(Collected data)
————

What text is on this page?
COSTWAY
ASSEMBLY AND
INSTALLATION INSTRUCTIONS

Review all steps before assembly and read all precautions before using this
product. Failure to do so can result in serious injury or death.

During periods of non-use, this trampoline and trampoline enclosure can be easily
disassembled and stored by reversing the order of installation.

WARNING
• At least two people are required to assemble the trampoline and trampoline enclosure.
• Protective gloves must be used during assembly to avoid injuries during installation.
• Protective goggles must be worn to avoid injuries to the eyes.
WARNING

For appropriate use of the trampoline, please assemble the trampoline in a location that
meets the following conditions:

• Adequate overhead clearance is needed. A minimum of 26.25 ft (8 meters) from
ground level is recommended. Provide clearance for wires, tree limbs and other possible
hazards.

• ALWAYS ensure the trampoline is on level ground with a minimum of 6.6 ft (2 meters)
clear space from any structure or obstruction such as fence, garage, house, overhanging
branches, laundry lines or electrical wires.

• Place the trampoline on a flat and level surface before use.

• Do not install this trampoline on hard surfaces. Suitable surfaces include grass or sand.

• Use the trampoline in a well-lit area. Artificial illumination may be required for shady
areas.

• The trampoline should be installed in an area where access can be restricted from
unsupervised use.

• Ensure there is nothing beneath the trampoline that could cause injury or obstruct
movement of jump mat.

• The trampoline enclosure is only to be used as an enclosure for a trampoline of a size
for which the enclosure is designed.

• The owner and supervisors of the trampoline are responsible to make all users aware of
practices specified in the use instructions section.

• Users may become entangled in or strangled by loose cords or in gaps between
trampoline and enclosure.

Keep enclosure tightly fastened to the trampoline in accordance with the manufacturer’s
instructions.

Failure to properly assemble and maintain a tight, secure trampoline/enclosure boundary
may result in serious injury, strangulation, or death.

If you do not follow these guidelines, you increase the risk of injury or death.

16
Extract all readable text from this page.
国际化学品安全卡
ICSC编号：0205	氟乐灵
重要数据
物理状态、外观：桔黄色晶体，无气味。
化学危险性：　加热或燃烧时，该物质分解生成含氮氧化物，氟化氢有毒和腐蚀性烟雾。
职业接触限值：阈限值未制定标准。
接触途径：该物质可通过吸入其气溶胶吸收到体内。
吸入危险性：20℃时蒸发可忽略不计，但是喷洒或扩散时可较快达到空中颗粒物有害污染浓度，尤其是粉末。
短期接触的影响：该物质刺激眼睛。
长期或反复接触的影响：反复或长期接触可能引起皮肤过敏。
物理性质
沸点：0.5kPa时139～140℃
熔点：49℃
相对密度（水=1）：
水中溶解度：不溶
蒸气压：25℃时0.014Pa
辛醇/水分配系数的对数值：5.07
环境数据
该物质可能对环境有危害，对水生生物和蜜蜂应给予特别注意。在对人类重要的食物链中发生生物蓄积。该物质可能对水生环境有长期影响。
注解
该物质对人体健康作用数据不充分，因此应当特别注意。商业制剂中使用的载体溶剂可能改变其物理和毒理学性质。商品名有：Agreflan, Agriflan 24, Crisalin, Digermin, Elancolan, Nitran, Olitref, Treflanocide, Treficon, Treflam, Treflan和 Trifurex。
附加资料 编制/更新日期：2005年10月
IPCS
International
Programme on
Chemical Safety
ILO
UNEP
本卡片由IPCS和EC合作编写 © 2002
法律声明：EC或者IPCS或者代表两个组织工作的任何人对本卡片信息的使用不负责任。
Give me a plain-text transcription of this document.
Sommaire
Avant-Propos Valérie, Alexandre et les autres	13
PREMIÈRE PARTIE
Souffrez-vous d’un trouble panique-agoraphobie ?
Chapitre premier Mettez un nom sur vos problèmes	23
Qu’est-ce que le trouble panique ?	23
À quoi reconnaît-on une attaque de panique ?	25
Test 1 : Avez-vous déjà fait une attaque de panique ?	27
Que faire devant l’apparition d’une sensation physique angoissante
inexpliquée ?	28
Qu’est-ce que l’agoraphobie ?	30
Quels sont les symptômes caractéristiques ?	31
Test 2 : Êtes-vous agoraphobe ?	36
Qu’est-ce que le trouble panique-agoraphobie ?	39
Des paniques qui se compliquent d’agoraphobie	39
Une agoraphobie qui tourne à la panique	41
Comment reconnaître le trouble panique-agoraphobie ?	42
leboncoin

————

__Task objective__
Wherever a line in the data above holds "Test", copy that line.

__Result below__
Test 1 : Avez-vous déjà fait une attaque de panique ?	27
Test 2 : Êtes-vous agoraphobe ?	36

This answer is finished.